(Figure data in JSON)
--
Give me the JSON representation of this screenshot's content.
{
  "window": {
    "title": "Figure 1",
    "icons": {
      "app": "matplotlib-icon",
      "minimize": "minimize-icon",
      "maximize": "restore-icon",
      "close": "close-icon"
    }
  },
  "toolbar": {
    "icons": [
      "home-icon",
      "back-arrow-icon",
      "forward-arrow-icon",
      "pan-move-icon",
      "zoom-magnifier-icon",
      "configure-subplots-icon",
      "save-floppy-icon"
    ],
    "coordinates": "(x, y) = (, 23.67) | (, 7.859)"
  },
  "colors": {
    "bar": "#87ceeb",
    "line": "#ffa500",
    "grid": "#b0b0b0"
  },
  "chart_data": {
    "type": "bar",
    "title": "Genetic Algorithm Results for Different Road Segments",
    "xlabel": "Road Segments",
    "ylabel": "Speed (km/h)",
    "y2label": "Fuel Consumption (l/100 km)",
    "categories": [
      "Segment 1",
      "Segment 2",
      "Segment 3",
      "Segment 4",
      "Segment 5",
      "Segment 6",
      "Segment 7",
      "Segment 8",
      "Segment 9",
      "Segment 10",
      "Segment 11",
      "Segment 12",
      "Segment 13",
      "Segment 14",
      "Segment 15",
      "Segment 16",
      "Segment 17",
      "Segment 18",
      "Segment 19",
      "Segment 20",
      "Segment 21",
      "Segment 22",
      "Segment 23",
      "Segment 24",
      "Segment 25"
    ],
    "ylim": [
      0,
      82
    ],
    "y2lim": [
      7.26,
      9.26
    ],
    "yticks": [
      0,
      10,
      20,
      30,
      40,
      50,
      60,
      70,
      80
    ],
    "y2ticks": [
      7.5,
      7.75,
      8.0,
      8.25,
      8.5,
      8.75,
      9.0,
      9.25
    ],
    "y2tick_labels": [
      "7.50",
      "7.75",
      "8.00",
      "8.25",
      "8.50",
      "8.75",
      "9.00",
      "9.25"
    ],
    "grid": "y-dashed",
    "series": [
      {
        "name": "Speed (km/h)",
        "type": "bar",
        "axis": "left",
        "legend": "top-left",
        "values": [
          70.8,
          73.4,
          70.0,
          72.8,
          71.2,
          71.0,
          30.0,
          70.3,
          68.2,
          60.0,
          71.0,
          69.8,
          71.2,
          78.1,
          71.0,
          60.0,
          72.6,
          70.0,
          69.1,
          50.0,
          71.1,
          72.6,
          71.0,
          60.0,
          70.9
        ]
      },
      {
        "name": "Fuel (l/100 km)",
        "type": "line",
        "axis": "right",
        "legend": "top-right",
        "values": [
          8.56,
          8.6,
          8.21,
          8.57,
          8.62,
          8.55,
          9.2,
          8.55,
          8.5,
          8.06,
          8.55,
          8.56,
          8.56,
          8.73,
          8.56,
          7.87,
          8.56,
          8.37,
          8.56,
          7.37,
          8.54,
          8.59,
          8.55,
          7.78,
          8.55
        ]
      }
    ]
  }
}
--
Your task is to quote all of the data word for word.

Exercise result —
Give me the JSON representation of this screenshot's content.
{
  "window": {
    "title": "Figure 1",
    "icons": {
      "app": "matplotlib-icon",
      "minimize": "minimize-icon",
      "maximize": "restore-icon",
      "close": "close-icon"
    }
  },
  "toolbar": {
    "icons": [
      "home-icon",
      "back-arrow-icon",
      "forward-arrow-icon",
      "pan-move-icon",
      "zoom-magnifier-icon",
      "configure-subplots-icon",
      "save-floppy-icon"
    ],
    "coordinates": "(x, y) = (, 23.67) | (, 7.859)"
  },
  "colors": {
    "bar": "#87ceeb",
    "line": "#ffa500",
    "grid": "#b0b0b0"
  },
  "chart_data": {
    "type": "bar",
    "title": "Genetic Algorithm Results for Different Road Segments",
    "xlabel": "Road Segments",
    "ylabel": "Speed (km/h)",
    "y2label": "Fuel Consumption (l/100 km)",
    "categories": [
      "Segment 1",
      "Segment 2",
      "Segment 3",
      "Segment 4",
      "Segment 5",
      "Segment 6",
      "Segment 7",
      "Segment 8",
      "Segment 9",
      "Segment 10",
      "Segment 11",
      "Segment 12",
      "Segment 13",
      "Segment 14",
      "Segment 15",
      "Segment 16",
      "Segment 17",
      "Segment 18",
      "Segment 19",
      "Segment 20",
      "Segment 21",
      "Segment 22",
      "Segment 23",
      "Segment 24",
      "Segment 25"
    ],
    "ylim": [
      0,
      82
    ],
    "y2lim": [
      7.26,
      9.26
    ],
    "yticks": [
      0,
      10,
      20,
      30,
      40,
      50,
      60,
      70,
      80
    ],
    "y2ticks": [
      7.5,
      7.75,
      8.0,
      8.25,
      8.5,
      8.75,
      9.0,
      9.25
    ],
    "y2tick_labels": [
      "7.50",
      "7.75",
      "8.00",
      "8.25",
      "8.50",
      "8.75",
      "9.00",
      "9.25"
    ],
    "grid": "y-dashed",
    "series": [
      {
        "name": "Speed (km/h)",
        "type": "bar",
        "axis": "left",
        "legend": "top-left",
        "values": [
          70.8,
          73.4,
          70.0,
          72.8,
          71.2,
          71.0,
          30.0,
          70.3,
          68.2,
          60.0,
          71.0,
          69.8,
          71.2,
          78.1,
          71.0,
          60.0,
          72.6,
          70.0,
          69.1,
          50.0,
          71.1,
          72.6,
          71.0,
          60.0,
          70.9
        ]
      },
      {
        "name": "Fuel (l/100 km)",
        "type": "line",
        "axis": "right",
        "legend": "top-right",
        "values": [
          8.56,
          8.6,
          8.21,
          8.57,
          8.62,
          8.55,
          9.2,
          8.55,
          8.5,
          8.06,
          8.55,
          8.56,
          8.56,
          8.73,
          8.56,
          7.87,
          8.56,
          8.37,
          8.56,
          7.37,
          8.54,
          8.59,
          8.55,
          7.78,
          8.55
        ]
      }
    ]
  }
}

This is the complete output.